[GIVEN INSTRUCTION]: Using the listing below, copy every line that mentions "сервиса".

[Collected data entries]:
####

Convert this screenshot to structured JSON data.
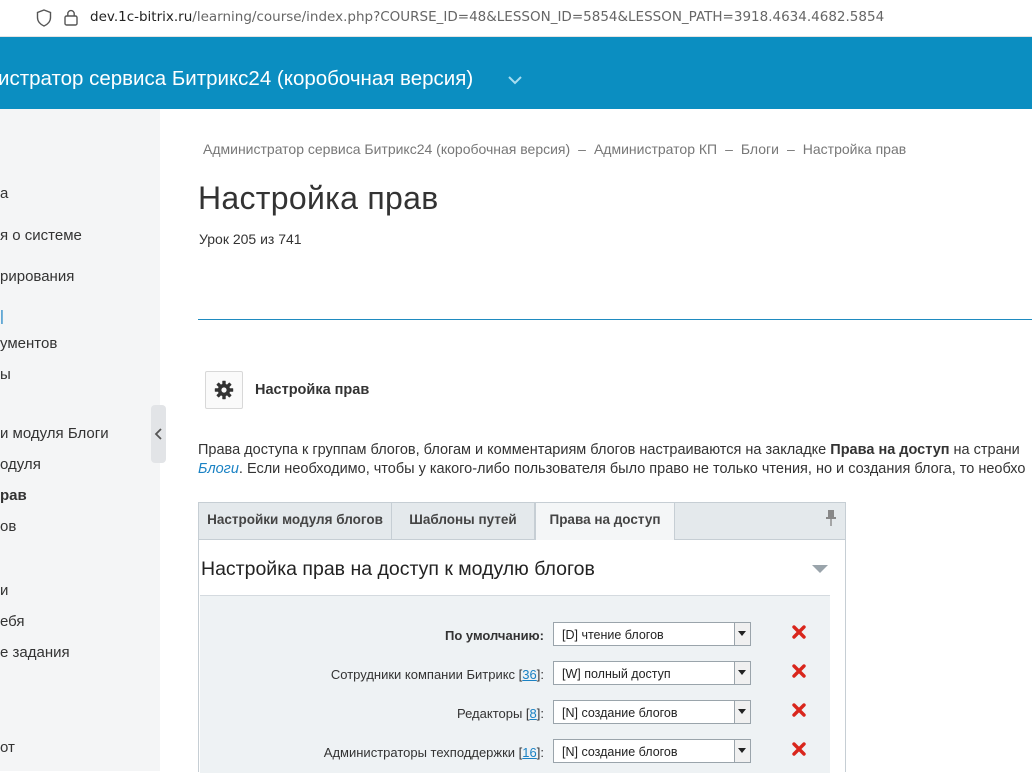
{
  "browser": {
    "url_domain": "dev.1c-bitrix.ru",
    "url_path": "/learning/course/index.php?COURSE_ID=48&LESSON_ID=5854&LESSON_PATH=3918.4634.4682.5854"
  },
  "header": {
    "title": "истратор сервиса Битрикс24 (коробочная версия)"
  },
  "sidebar": {
    "items": [
      {
        "label": "а"
      },
      {
        "label": "я о системе"
      },
      {
        "label": "рирования"
      },
      {
        "label": "|"
      },
      {
        "label": "ументов"
      },
      {
        "label": "ы"
      },
      {
        "label": "и модуля Блоги"
      },
      {
        "label": "одуля"
      },
      {
        "label": "рав"
      },
      {
        "label": "ов"
      },
      {
        "label": "и"
      },
      {
        "label": "ебя"
      },
      {
        "label": "е задания"
      },
      {
        "label": "от"
      }
    ]
  },
  "breadcrumb": {
    "items": [
      "Администратор сервиса Битрикс24 (коробочная версия)",
      "Администратор КП",
      "Блоги",
      "Настройка прав"
    ],
    "separator": "–"
  },
  "page": {
    "title": "Настройка прав",
    "lesson": "Урок 205 из 741"
  },
  "settings_block": {
    "label": "Настройка прав",
    "icon": "gear-icon"
  },
  "description": {
    "line1_prefix": "Права доступа к группам блогов, блогам и комментариям блогов настраиваются на закладке ",
    "line1_bold": "Права на доступ",
    "line1_suffix": " на страни",
    "line2_link": "Блоги",
    "line2_suffix": ". Если необходимо, чтобы у какого-либо пользователя было право не только чтения, но и создания блога, то необхо"
  },
  "panel": {
    "tabs": [
      {
        "label": "Настройки модуля блогов"
      },
      {
        "label": "Шаблоны путей"
      },
      {
        "label": "Права на доступ"
      }
    ],
    "section_title": "Настройка прав на доступ к модулю блогов",
    "rows": [
      {
        "label": "По умолчанию:",
        "count": "",
        "suffix": "",
        "value": "[D] чтение блогов"
      },
      {
        "label": "Сотрудники компании Битрикс [",
        "count": "36",
        "suffix": "]:",
        "value": "[W] полный доступ"
      },
      {
        "label": "Редакторы [",
        "count": "8",
        "suffix": "]:",
        "value": "[N] создание блогов"
      },
      {
        "label": "Администраторы техподдержки [",
        "count": "16",
        "suffix": "]:",
        "value": "[N] создание блогов"
      }
    ]
  },
  "colors": {
    "header_bg": "#0b8ec1",
    "link": "#1a82c4",
    "delete": "#d9261c"
  }
}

####

[WRITTEN REPLY]:
    "title": "истратор сервиса Битрикс24 (коробочная версия)"
      "Администратор сервиса Битрикс24 (коробочная версия)",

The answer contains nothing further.